EXTRACTED ENTRIES
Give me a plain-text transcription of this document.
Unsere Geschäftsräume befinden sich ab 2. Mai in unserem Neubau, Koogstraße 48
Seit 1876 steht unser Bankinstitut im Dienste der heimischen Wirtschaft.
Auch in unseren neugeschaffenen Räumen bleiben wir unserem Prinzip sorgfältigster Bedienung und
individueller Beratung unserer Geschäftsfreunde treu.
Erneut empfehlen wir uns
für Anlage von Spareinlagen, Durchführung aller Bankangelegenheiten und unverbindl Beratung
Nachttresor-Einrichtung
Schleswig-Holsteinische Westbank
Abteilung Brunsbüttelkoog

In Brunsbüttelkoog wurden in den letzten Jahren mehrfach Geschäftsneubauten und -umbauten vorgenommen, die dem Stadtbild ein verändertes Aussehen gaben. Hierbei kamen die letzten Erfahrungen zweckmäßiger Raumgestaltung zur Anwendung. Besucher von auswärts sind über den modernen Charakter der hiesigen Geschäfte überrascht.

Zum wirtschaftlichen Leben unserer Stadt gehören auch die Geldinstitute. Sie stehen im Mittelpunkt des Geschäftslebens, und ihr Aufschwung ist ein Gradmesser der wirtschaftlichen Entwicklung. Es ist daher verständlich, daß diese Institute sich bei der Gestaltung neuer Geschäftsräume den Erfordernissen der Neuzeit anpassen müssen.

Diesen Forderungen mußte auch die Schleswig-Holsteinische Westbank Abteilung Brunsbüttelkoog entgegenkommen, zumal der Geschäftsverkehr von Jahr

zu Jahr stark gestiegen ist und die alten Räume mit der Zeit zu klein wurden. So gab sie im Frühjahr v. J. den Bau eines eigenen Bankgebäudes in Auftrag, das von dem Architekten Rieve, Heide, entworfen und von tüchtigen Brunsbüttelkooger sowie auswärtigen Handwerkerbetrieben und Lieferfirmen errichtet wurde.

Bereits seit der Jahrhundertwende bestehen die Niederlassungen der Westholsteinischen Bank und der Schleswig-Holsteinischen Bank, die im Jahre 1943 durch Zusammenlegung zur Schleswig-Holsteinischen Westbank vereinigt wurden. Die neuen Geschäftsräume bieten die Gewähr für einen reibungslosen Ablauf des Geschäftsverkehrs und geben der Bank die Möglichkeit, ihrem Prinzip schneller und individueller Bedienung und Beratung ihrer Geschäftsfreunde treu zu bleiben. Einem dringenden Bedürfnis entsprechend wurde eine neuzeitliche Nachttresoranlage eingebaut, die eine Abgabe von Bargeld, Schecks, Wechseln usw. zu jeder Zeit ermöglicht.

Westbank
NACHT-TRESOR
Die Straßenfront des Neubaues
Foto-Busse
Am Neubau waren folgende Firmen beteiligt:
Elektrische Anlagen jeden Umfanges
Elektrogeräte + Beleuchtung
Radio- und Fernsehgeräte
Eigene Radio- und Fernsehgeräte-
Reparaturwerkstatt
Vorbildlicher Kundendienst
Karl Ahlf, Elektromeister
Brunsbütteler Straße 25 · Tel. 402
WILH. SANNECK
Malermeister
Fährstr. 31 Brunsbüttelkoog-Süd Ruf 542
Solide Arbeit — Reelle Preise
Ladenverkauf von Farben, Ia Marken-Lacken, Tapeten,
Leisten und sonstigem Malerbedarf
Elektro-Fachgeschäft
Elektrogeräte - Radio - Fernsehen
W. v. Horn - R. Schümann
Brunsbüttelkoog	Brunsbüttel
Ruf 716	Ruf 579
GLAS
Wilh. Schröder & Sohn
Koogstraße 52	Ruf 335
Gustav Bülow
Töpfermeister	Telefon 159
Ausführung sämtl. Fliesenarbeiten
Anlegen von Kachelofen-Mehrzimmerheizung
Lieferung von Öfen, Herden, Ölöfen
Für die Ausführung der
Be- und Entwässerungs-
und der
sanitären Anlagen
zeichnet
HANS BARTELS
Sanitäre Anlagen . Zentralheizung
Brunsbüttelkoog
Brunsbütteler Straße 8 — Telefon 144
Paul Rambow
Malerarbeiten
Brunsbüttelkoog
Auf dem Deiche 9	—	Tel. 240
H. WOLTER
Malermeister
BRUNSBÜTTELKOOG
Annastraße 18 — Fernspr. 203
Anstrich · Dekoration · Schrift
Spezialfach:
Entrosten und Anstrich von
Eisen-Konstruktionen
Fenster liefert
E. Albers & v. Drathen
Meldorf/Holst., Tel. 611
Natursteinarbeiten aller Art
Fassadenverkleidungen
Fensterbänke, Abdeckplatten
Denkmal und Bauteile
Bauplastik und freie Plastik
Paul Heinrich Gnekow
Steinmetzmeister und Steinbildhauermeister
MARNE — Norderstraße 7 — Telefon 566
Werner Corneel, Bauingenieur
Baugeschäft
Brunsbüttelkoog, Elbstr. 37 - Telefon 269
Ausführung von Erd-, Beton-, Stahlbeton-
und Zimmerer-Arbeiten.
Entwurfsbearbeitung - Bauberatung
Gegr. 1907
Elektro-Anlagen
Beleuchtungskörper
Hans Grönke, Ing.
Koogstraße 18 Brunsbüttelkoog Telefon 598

AIM OF THE EXERCISE
The answer must be a verbatim transcription of all the entries.

ANSWER SPACE
Give me a plain-text transcription of this document.
Unsere Geschäftsräume befinden sich ab 2. Mai in unserem Neubau, Koogstraße 48
Seit 1876 steht unser Bankinstitut im Dienste der heimischen Wirtschaft.
Auch in unseren neugeschaffenen Räumen bleiben wir unserem Prinzip sorgfältigster Bedienung und
individueller Beratung unserer Geschäftsfreunde treu.
Erneut empfehlen wir uns
für Anlage von Spareinlagen, Durchführung aller Bankangelegenheiten und unverbindl Beratung
Nachttresor-Einrichtung
Schleswig-Holsteinische Westbank
Abteilung Brunsbüttelkoog

In Brunsbüttelkoog wurden in den letzten Jahren mehrfach Geschäftsneubauten und -umbauten vorgenommen, die dem Stadtbild ein verändertes Aussehen gaben. Hierbei kamen die letzten Erfahrungen zweckmäßiger Raumgestaltung zur Anwendung. Besucher von auswärts sind über den modernen Charakter der hiesigen Geschäfte überrascht.

Zum wirtschaftlichen Leben unserer Stadt gehören auch die Geldinstitute. Sie stehen im Mittelpunkt des Geschäftslebens, und ihr Aufschwung ist ein Gradmesser der wirtschaftlichen Entwicklung. Es ist daher verständlich, daß diese Institute sich bei der Gestaltung neuer Geschäftsräume den Erfordernissen der Neuzeit anpassen müssen.

Diesen Forderungen mußte auch die Schleswig-Holsteinische Westbank Abteilung Brunsbüttelkoog entgegenkommen, zumal der Geschäftsverkehr von Jahr

zu Jahr stark gestiegen ist und die alten Räume mit der Zeit zu klein wurden. So gab sie im Frühjahr v. J. den Bau eines eigenen Bankgebäudes in Auftrag, das von dem Architekten Rieve, Heide, entworfen und von tüchtigen Brunsbüttelkooger sowie auswärtigen Handwerkerbetrieben und Lieferfirmen errichtet wurde.

Bereits seit der Jahrhundertwende bestehen die Niederlassungen der Westholsteinischen Bank und der Schleswig-Holsteinischen Bank, die im Jahre 1943 durch Zusammenlegung zur Schleswig-Holsteinischen Westbank vereinigt wurden. Die neuen Geschäftsräume bieten die Gewähr für einen reibungslosen Ablauf des Geschäftsverkehrs und geben der Bank die Möglichkeit, ihrem Prinzip schneller und individueller Bedienung und Beratung ihrer Geschäftsfreunde treu zu bleiben. Einem dringenden Bedürfnis entsprechend wurde eine neuzeitliche Nachttresoranlage eingebaut, die eine Abgabe von Bargeld, Schecks, Wechseln usw. zu jeder Zeit ermöglicht.

Westbank
NACHT-TRESOR
Die Straßenfront des Neubaues
Foto-Busse
Am Neubau waren folgende Firmen beteiligt:
Elektrische Anlagen jeden Umfanges
Elektrogeräte + Beleuchtung
Radio- und Fernsehgeräte
Eigene Radio- und Fernsehgeräte-
Reparaturwerkstatt
Vorbildlicher Kundendienst
Karl Ahlf, Elektromeister
Brunsbütteler Straße 25 · Tel. 402
WILH. SANNECK
Malermeister
Fährstr. 31 Brunsbüttelkoog-Süd Ruf 542
Solide Arbeit — Reelle Preise
Ladenverkauf von Farben, Ia Marken-Lacken, Tapeten,
Leisten und sonstigem Malerbedarf
Elektro-Fachgeschäft
Elektrogeräte - Radio - Fernsehen
W. v. Horn - R. Schümann
Brunsbüttelkoog	Brunsbüttel
Ruf 716	Ruf 579
GLAS
Wilh. Schröder & Sohn
Koogstraße 52	Ruf 335
Gustav Bülow
Töpfermeister	Telefon 159
Ausführung sämtl. Fliesenarbeiten
Anlegen von Kachelofen-Mehrzimmerheizung
Lieferung von Öfen, Herden, Ölöfen
Für die Ausführung der
Be- und Entwässerungs-
und der
sanitären Anlagen
zeichnet
HANS BARTELS
Sanitäre Anlagen . Zentralheizung
Brunsbüttelkoog
Brunsbütteler Straße 8 — Telefon 144
Paul Rambow
Malerarbeiten
Brunsbüttelkoog
Auf dem Deiche 9	—	Tel. 240
H. WOLTER
Malermeister
BRUNSBÜTTELKOOG
Annastraße 18 — Fernspr. 203
Anstrich · Dekoration · Schrift
Spezialfach:
Entrosten und Anstrich von
Eisen-Konstruktionen
Fenster liefert
E. Albers & v. Drathen
Meldorf/Holst., Tel. 611
Natursteinarbeiten aller Art
Fassadenverkleidungen
Fensterbänke, Abdeckplatten
Denkmal und Bauteile
Bauplastik und freie Plastik
Paul Heinrich Gnekow
Steinmetzmeister und Steinbildhauermeister
MARNE — Norderstraße 7 — Telefon 566
Werner Corneel, Bauingenieur
Baugeschäft
Brunsbüttelkoog, Elbstr. 37 - Telefon 269
Ausführung von Erd-, Beton-, Stahlbeton-
und Zimmerer-Arbeiten.
Entwurfsbearbeitung - Bauberatung
Gegr. 1907
Elektro-Anlagen
Beleuchtungskörper
Hans Grönke, Ing.
Koogstraße 18 Brunsbüttelkoog Telefon 598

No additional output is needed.